━━━ Dataset rows ━━━

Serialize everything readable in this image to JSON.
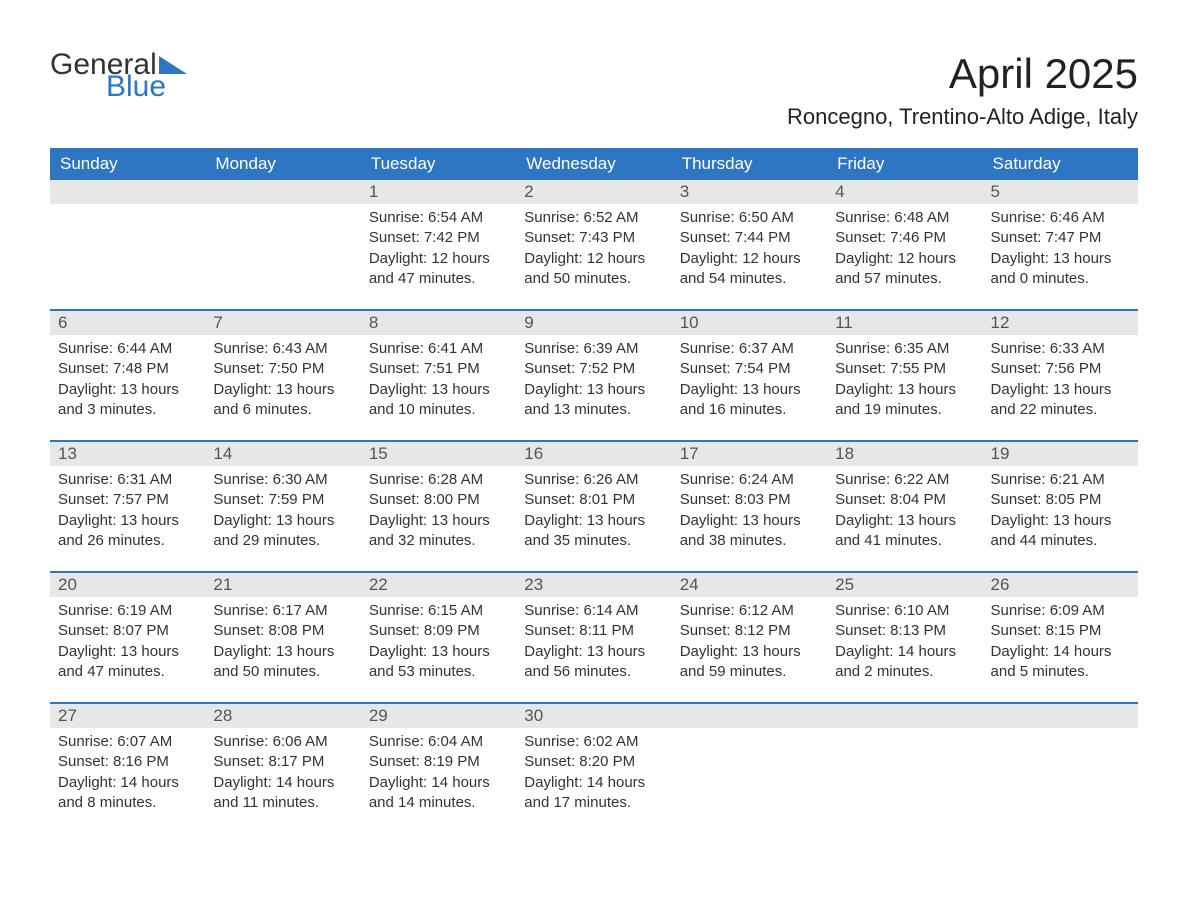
{
  "logo": {
    "word1": "General",
    "word2": "Blue"
  },
  "title": "April 2025",
  "location": "Roncegno, Trentino-Alto Adige, Italy",
  "accent_color": "#2e75c2",
  "header_bg": "#2e75c2",
  "daynum_bg": "#e7e7e7",
  "text_color": "#333333",
  "weekdays": [
    "Sunday",
    "Monday",
    "Tuesday",
    "Wednesday",
    "Thursday",
    "Friday",
    "Saturday"
  ],
  "weeks": [
    [
      null,
      null,
      {
        "n": "1",
        "sunrise": "Sunrise: 6:54 AM",
        "sunset": "Sunset: 7:42 PM",
        "d1": "Daylight: 12 hours",
        "d2": "and 47 minutes."
      },
      {
        "n": "2",
        "sunrise": "Sunrise: 6:52 AM",
        "sunset": "Sunset: 7:43 PM",
        "d1": "Daylight: 12 hours",
        "d2": "and 50 minutes."
      },
      {
        "n": "3",
        "sunrise": "Sunrise: 6:50 AM",
        "sunset": "Sunset: 7:44 PM",
        "d1": "Daylight: 12 hours",
        "d2": "and 54 minutes."
      },
      {
        "n": "4",
        "sunrise": "Sunrise: 6:48 AM",
        "sunset": "Sunset: 7:46 PM",
        "d1": "Daylight: 12 hours",
        "d2": "and 57 minutes."
      },
      {
        "n": "5",
        "sunrise": "Sunrise: 6:46 AM",
        "sunset": "Sunset: 7:47 PM",
        "d1": "Daylight: 13 hours",
        "d2": "and 0 minutes."
      }
    ],
    [
      {
        "n": "6",
        "sunrise": "Sunrise: 6:44 AM",
        "sunset": "Sunset: 7:48 PM",
        "d1": "Daylight: 13 hours",
        "d2": "and 3 minutes."
      },
      {
        "n": "7",
        "sunrise": "Sunrise: 6:43 AM",
        "sunset": "Sunset: 7:50 PM",
        "d1": "Daylight: 13 hours",
        "d2": "and 6 minutes."
      },
      {
        "n": "8",
        "sunrise": "Sunrise: 6:41 AM",
        "sunset": "Sunset: 7:51 PM",
        "d1": "Daylight: 13 hours",
        "d2": "and 10 minutes."
      },
      {
        "n": "9",
        "sunrise": "Sunrise: 6:39 AM",
        "sunset": "Sunset: 7:52 PM",
        "d1": "Daylight: 13 hours",
        "d2": "and 13 minutes."
      },
      {
        "n": "10",
        "sunrise": "Sunrise: 6:37 AM",
        "sunset": "Sunset: 7:54 PM",
        "d1": "Daylight: 13 hours",
        "d2": "and 16 minutes."
      },
      {
        "n": "11",
        "sunrise": "Sunrise: 6:35 AM",
        "sunset": "Sunset: 7:55 PM",
        "d1": "Daylight: 13 hours",
        "d2": "and 19 minutes."
      },
      {
        "n": "12",
        "sunrise": "Sunrise: 6:33 AM",
        "sunset": "Sunset: 7:56 PM",
        "d1": "Daylight: 13 hours",
        "d2": "and 22 minutes."
      }
    ],
    [
      {
        "n": "13",
        "sunrise": "Sunrise: 6:31 AM",
        "sunset": "Sunset: 7:57 PM",
        "d1": "Daylight: 13 hours",
        "d2": "and 26 minutes."
      },
      {
        "n": "14",
        "sunrise": "Sunrise: 6:30 AM",
        "sunset": "Sunset: 7:59 PM",
        "d1": "Daylight: 13 hours",
        "d2": "and 29 minutes."
      },
      {
        "n": "15",
        "sunrise": "Sunrise: 6:28 AM",
        "sunset": "Sunset: 8:00 PM",
        "d1": "Daylight: 13 hours",
        "d2": "and 32 minutes."
      },
      {
        "n": "16",
        "sunrise": "Sunrise: 6:26 AM",
        "sunset": "Sunset: 8:01 PM",
        "d1": "Daylight: 13 hours",
        "d2": "and 35 minutes."
      },
      {
        "n": "17",
        "sunrise": "Sunrise: 6:24 AM",
        "sunset": "Sunset: 8:03 PM",
        "d1": "Daylight: 13 hours",
        "d2": "and 38 minutes."
      },
      {
        "n": "18",
        "sunrise": "Sunrise: 6:22 AM",
        "sunset": "Sunset: 8:04 PM",
        "d1": "Daylight: 13 hours",
        "d2": "and 41 minutes."
      },
      {
        "n": "19",
        "sunrise": "Sunrise: 6:21 AM",
        "sunset": "Sunset: 8:05 PM",
        "d1": "Daylight: 13 hours",
        "d2": "and 44 minutes."
      }
    ],
    [
      {
        "n": "20",
        "sunrise": "Sunrise: 6:19 AM",
        "sunset": "Sunset: 8:07 PM",
        "d1": "Daylight: 13 hours",
        "d2": "and 47 minutes."
      },
      {
        "n": "21",
        "sunrise": "Sunrise: 6:17 AM",
        "sunset": "Sunset: 8:08 PM",
        "d1": "Daylight: 13 hours",
        "d2": "and 50 minutes."
      },
      {
        "n": "22",
        "sunrise": "Sunrise: 6:15 AM",
        "sunset": "Sunset: 8:09 PM",
        "d1": "Daylight: 13 hours",
        "d2": "and 53 minutes."
      },
      {
        "n": "23",
        "sunrise": "Sunrise: 6:14 AM",
        "sunset": "Sunset: 8:11 PM",
        "d1": "Daylight: 13 hours",
        "d2": "and 56 minutes."
      },
      {
        "n": "24",
        "sunrise": "Sunrise: 6:12 AM",
        "sunset": "Sunset: 8:12 PM",
        "d1": "Daylight: 13 hours",
        "d2": "and 59 minutes."
      },
      {
        "n": "25",
        "sunrise": "Sunrise: 6:10 AM",
        "sunset": "Sunset: 8:13 PM",
        "d1": "Daylight: 14 hours",
        "d2": "and 2 minutes."
      },
      {
        "n": "26",
        "sunrise": "Sunrise: 6:09 AM",
        "sunset": "Sunset: 8:15 PM",
        "d1": "Daylight: 14 hours",
        "d2": "and 5 minutes."
      }
    ],
    [
      {
        "n": "27",
        "sunrise": "Sunrise: 6:07 AM",
        "sunset": "Sunset: 8:16 PM",
        "d1": "Daylight: 14 hours",
        "d2": "and 8 minutes."
      },
      {
        "n": "28",
        "sunrise": "Sunrise: 6:06 AM",
        "sunset": "Sunset: 8:17 PM",
        "d1": "Daylight: 14 hours",
        "d2": "and 11 minutes."
      },
      {
        "n": "29",
        "sunrise": "Sunrise: 6:04 AM",
        "sunset": "Sunset: 8:19 PM",
        "d1": "Daylight: 14 hours",
        "d2": "and 14 minutes."
      },
      {
        "n": "30",
        "sunrise": "Sunrise: 6:02 AM",
        "sunset": "Sunset: 8:20 PM",
        "d1": "Daylight: 14 hours",
        "d2": "and 17 minutes."
      },
      null,
      null,
      null
    ]
  ]
}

━━━

> Goal of the exercise:
Repeat the material above word for word and skip every image in it.

> Solution:
Serialize everything readable in this image to JSON.
{
  "logo": {
    "word1": "General",
    "word2": "Blue"
  },
  "title": "April 2025",
  "location": "Roncegno, Trentino-Alto Adige, Italy",
  "accent_color": "#2e75c2",
  "header_bg": "#2e75c2",
  "daynum_bg": "#e7e7e7",
  "text_color": "#333333",
  "weekdays": [
    "Sunday",
    "Monday",
    "Tuesday",
    "Wednesday",
    "Thursday",
    "Friday",
    "Saturday"
  ],
  "weeks": [
    [
      null,
      null,
      {
        "n": "1",
        "sunrise": "Sunrise: 6:54 AM",
        "sunset": "Sunset: 7:42 PM",
        "d1": "Daylight: 12 hours",
        "d2": "and 47 minutes."
      },
      {
        "n": "2",
        "sunrise": "Sunrise: 6:52 AM",
        "sunset": "Sunset: 7:43 PM",
        "d1": "Daylight: 12 hours",
        "d2": "and 50 minutes."
      },
      {
        "n": "3",
        "sunrise": "Sunrise: 6:50 AM",
        "sunset": "Sunset: 7:44 PM",
        "d1": "Daylight: 12 hours",
        "d2": "and 54 minutes."
      },
      {
        "n": "4",
        "sunrise": "Sunrise: 6:48 AM",
        "sunset": "Sunset: 7:46 PM",
        "d1": "Daylight: 12 hours",
        "d2": "and 57 minutes."
      },
      {
        "n": "5",
        "sunrise": "Sunrise: 6:46 AM",
        "sunset": "Sunset: 7:47 PM",
        "d1": "Daylight: 13 hours",
        "d2": "and 0 minutes."
      }
    ],
    [
      {
        "n": "6",
        "sunrise": "Sunrise: 6:44 AM",
        "sunset": "Sunset: 7:48 PM",
        "d1": "Daylight: 13 hours",
        "d2": "and 3 minutes."
      },
      {
        "n": "7",
        "sunrise": "Sunrise: 6:43 AM",
        "sunset": "Sunset: 7:50 PM",
        "d1": "Daylight: 13 hours",
        "d2": "and 6 minutes."
      },
      {
        "n": "8",
        "sunrise": "Sunrise: 6:41 AM",
        "sunset": "Sunset: 7:51 PM",
        "d1": "Daylight: 13 hours",
        "d2": "and 10 minutes."
      },
      {
        "n": "9",
        "sunrise": "Sunrise: 6:39 AM",
        "sunset": "Sunset: 7:52 PM",
        "d1": "Daylight: 13 hours",
        "d2": "and 13 minutes."
      },
      {
        "n": "10",
        "sunrise": "Sunrise: 6:37 AM",
        "sunset": "Sunset: 7:54 PM",
        "d1": "Daylight: 13 hours",
        "d2": "and 16 minutes."
      },
      {
        "n": "11",
        "sunrise": "Sunrise: 6:35 AM",
        "sunset": "Sunset: 7:55 PM",
        "d1": "Daylight: 13 hours",
        "d2": "and 19 minutes."
      },
      {
        "n": "12",
        "sunrise": "Sunrise: 6:33 AM",
        "sunset": "Sunset: 7:56 PM",
        "d1": "Daylight: 13 hours",
        "d2": "and 22 minutes."
      }
    ],
    [
      {
        "n": "13",
        "sunrise": "Sunrise: 6:31 AM",
        "sunset": "Sunset: 7:57 PM",
        "d1": "Daylight: 13 hours",
        "d2": "and 26 minutes."
      },
      {
        "n": "14",
        "sunrise": "Sunrise: 6:30 AM",
        "sunset": "Sunset: 7:59 PM",
        "d1": "Daylight: 13 hours",
        "d2": "and 29 minutes."
      },
      {
        "n": "15",
        "sunrise": "Sunrise: 6:28 AM",
        "sunset": "Sunset: 8:00 PM",
        "d1": "Daylight: 13 hours",
        "d2": "and 32 minutes."
      },
      {
        "n": "16",
        "sunrise": "Sunrise: 6:26 AM",
        "sunset": "Sunset: 8:01 PM",
        "d1": "Daylight: 13 hours",
        "d2": "and 35 minutes."
      },
      {
        "n": "17",
        "sunrise": "Sunrise: 6:24 AM",
        "sunset": "Sunset: 8:03 PM",
        "d1": "Daylight: 13 hours",
        "d2": "and 38 minutes."
      },
      {
        "n": "18",
        "sunrise": "Sunrise: 6:22 AM",
        "sunset": "Sunset: 8:04 PM",
        "d1": "Daylight: 13 hours",
        "d2": "and 41 minutes."
      },
      {
        "n": "19",
        "sunrise": "Sunrise: 6:21 AM",
        "sunset": "Sunset: 8:05 PM",
        "d1": "Daylight: 13 hours",
        "d2": "and 44 minutes."
      }
    ],
    [
      {
        "n": "20",
        "sunrise": "Sunrise: 6:19 AM",
        "sunset": "Sunset: 8:07 PM",
        "d1": "Daylight: 13 hours",
        "d2": "and 47 minutes."
      },
      {
        "n": "21",
        "sunrise": "Sunrise: 6:17 AM",
        "sunset": "Sunset: 8:08 PM",
        "d1": "Daylight: 13 hours",
        "d2": "and 50 minutes."
      },
      {
        "n": "22",
        "sunrise": "Sunrise: 6:15 AM",
        "sunset": "Sunset: 8:09 PM",
        "d1": "Daylight: 13 hours",
        "d2": "and 53 minutes."
      },
      {
        "n": "23",
        "sunrise": "Sunrise: 6:14 AM",
        "sunset": "Sunset: 8:11 PM",
        "d1": "Daylight: 13 hours",
        "d2": "and 56 minutes."
      },
      {
        "n": "24",
        "sunrise": "Sunrise: 6:12 AM",
        "sunset": "Sunset: 8:12 PM",
        "d1": "Daylight: 13 hours",
        "d2": "and 59 minutes."
      },
      {
        "n": "25",
        "sunrise": "Sunrise: 6:10 AM",
        "sunset": "Sunset: 8:13 PM",
        "d1": "Daylight: 14 hours",
        "d2": "and 2 minutes."
      },
      {
        "n": "26",
        "sunrise": "Sunrise: 6:09 AM",
        "sunset": "Sunset: 8:15 PM",
        "d1": "Daylight: 14 hours",
        "d2": "and 5 minutes."
      }
    ],
    [
      {
        "n": "27",
        "sunrise": "Sunrise: 6:07 AM",
        "sunset": "Sunset: 8:16 PM",
        "d1": "Daylight: 14 hours",
        "d2": "and 8 minutes."
      },
      {
        "n": "28",
        "sunrise": "Sunrise: 6:06 AM",
        "sunset": "Sunset: 8:17 PM",
        "d1": "Daylight: 14 hours",
        "d2": "and 11 minutes."
      },
      {
        "n": "29",
        "sunrise": "Sunrise: 6:04 AM",
        "sunset": "Sunset: 8:19 PM",
        "d1": "Daylight: 14 hours",
        "d2": "and 14 minutes."
      },
      {
        "n": "30",
        "sunrise": "Sunrise: 6:02 AM",
        "sunset": "Sunset: 8:20 PM",
        "d1": "Daylight: 14 hours",
        "d2": "and 17 minutes."
      },
      null,
      null,
      null
    ]
  ]
}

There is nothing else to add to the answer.